■ **PROBLEM STATEMENT**
Pick out every line with the word "итоги" and copy it.

■ **TASK DATA**

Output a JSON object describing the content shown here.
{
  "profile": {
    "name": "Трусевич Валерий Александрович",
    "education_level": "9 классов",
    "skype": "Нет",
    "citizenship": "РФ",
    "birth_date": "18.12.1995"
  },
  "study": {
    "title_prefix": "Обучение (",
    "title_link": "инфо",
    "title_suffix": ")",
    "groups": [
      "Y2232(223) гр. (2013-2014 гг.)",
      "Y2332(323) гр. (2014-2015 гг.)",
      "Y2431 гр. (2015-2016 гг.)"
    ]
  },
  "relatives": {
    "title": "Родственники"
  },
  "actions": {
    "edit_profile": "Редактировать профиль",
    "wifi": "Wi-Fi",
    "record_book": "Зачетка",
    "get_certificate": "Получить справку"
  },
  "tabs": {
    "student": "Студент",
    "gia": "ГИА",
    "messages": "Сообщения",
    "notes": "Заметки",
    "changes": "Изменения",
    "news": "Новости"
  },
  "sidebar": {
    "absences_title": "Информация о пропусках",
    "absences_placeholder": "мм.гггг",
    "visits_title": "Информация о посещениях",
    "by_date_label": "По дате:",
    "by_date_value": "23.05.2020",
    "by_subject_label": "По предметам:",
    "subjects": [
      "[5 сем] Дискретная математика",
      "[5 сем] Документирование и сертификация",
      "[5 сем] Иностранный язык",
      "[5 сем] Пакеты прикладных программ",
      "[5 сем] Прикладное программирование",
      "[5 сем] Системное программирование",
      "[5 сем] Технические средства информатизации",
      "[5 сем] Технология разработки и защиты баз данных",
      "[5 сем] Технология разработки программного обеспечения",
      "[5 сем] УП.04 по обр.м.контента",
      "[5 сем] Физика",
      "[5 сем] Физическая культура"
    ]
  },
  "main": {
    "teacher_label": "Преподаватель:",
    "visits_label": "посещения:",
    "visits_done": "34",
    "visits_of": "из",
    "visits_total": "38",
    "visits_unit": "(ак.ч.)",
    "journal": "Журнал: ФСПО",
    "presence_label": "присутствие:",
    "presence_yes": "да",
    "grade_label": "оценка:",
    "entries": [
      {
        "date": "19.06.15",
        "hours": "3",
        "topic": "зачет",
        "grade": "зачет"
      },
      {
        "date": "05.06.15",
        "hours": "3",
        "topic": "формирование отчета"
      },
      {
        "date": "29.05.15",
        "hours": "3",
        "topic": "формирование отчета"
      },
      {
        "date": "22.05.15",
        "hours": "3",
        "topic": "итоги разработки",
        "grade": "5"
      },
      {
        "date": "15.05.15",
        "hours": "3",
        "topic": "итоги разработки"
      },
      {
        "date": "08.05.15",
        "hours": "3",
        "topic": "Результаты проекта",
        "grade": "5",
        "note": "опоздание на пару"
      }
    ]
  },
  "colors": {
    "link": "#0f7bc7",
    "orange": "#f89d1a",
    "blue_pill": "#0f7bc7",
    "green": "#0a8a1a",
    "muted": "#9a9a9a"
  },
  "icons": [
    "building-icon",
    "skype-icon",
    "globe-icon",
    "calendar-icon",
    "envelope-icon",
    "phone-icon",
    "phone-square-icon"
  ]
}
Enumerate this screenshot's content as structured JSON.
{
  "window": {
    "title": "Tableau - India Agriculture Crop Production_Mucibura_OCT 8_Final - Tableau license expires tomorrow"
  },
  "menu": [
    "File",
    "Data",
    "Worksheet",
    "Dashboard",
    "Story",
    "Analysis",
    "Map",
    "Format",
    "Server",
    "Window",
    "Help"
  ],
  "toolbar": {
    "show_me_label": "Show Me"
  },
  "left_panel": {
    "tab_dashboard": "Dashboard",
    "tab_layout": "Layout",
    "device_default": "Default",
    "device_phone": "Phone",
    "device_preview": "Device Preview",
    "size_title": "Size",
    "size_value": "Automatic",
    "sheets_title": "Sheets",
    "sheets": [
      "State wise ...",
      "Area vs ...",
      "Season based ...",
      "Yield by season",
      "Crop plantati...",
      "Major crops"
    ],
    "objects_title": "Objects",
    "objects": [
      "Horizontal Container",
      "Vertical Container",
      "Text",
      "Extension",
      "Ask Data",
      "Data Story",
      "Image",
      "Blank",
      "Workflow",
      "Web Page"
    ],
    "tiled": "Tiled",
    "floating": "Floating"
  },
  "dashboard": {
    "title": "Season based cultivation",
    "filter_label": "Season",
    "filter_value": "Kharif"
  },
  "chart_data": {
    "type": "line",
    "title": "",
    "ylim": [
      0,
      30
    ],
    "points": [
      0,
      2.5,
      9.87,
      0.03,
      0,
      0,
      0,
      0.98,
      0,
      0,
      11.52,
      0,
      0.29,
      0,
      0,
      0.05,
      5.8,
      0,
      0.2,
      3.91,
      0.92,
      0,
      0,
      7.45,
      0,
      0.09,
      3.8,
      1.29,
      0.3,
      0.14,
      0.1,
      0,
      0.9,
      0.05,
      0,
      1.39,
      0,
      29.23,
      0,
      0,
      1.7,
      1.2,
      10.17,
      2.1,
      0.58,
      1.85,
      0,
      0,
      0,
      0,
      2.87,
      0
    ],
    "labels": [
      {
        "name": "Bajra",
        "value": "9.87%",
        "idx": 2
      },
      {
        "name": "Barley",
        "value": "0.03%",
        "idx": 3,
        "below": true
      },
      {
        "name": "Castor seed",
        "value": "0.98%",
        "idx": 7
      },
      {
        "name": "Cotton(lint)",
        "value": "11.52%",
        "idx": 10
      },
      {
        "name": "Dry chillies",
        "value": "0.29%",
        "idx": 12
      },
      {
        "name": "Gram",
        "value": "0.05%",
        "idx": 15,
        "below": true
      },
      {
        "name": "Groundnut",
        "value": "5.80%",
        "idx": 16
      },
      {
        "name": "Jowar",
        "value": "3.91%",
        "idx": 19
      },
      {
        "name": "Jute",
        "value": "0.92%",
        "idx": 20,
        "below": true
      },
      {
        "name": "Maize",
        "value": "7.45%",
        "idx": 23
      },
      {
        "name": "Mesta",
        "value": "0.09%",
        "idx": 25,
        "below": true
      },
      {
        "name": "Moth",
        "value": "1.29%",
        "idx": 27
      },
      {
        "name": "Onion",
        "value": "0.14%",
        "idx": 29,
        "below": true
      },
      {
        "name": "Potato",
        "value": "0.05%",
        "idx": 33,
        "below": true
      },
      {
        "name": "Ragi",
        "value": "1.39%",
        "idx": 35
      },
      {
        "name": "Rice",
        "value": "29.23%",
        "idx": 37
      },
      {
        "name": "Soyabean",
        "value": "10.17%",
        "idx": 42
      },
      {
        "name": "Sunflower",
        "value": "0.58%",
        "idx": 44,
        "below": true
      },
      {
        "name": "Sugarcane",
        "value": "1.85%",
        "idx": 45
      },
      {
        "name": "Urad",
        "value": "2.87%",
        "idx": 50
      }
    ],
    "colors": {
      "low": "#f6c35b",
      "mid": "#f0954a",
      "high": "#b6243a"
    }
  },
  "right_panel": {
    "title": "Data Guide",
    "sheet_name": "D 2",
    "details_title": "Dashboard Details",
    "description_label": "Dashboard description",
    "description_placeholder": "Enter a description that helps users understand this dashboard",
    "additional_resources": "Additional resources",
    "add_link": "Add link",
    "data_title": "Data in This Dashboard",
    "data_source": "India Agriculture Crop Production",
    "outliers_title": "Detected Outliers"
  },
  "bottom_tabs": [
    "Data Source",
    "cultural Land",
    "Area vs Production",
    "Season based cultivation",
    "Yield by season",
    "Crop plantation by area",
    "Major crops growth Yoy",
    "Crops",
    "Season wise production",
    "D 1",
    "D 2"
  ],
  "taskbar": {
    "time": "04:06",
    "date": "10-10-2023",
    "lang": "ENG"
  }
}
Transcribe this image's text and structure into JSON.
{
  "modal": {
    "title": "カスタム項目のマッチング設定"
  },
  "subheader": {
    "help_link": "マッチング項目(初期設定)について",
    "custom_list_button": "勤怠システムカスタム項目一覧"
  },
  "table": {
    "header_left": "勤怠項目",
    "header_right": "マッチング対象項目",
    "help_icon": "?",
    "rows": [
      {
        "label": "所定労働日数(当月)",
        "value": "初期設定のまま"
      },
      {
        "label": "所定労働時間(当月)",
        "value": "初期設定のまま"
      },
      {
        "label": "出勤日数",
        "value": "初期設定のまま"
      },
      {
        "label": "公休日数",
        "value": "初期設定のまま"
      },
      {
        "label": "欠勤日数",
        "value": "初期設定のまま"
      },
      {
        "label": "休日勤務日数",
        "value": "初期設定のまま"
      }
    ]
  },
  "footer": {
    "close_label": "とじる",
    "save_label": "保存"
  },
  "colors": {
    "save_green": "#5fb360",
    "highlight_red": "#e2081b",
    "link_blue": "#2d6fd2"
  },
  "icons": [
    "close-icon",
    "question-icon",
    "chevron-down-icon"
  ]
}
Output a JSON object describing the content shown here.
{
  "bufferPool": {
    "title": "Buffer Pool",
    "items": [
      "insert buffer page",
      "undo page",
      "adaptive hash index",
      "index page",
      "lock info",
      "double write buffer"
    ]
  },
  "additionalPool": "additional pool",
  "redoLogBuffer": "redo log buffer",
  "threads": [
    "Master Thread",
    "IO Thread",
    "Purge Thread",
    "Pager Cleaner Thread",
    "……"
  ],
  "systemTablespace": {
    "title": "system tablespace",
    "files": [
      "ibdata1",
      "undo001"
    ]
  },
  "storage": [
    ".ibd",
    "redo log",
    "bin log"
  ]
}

■ **EXPECTED ANSWER**
        "topic": "итоги разработки",
        "topic": "итоги разработки"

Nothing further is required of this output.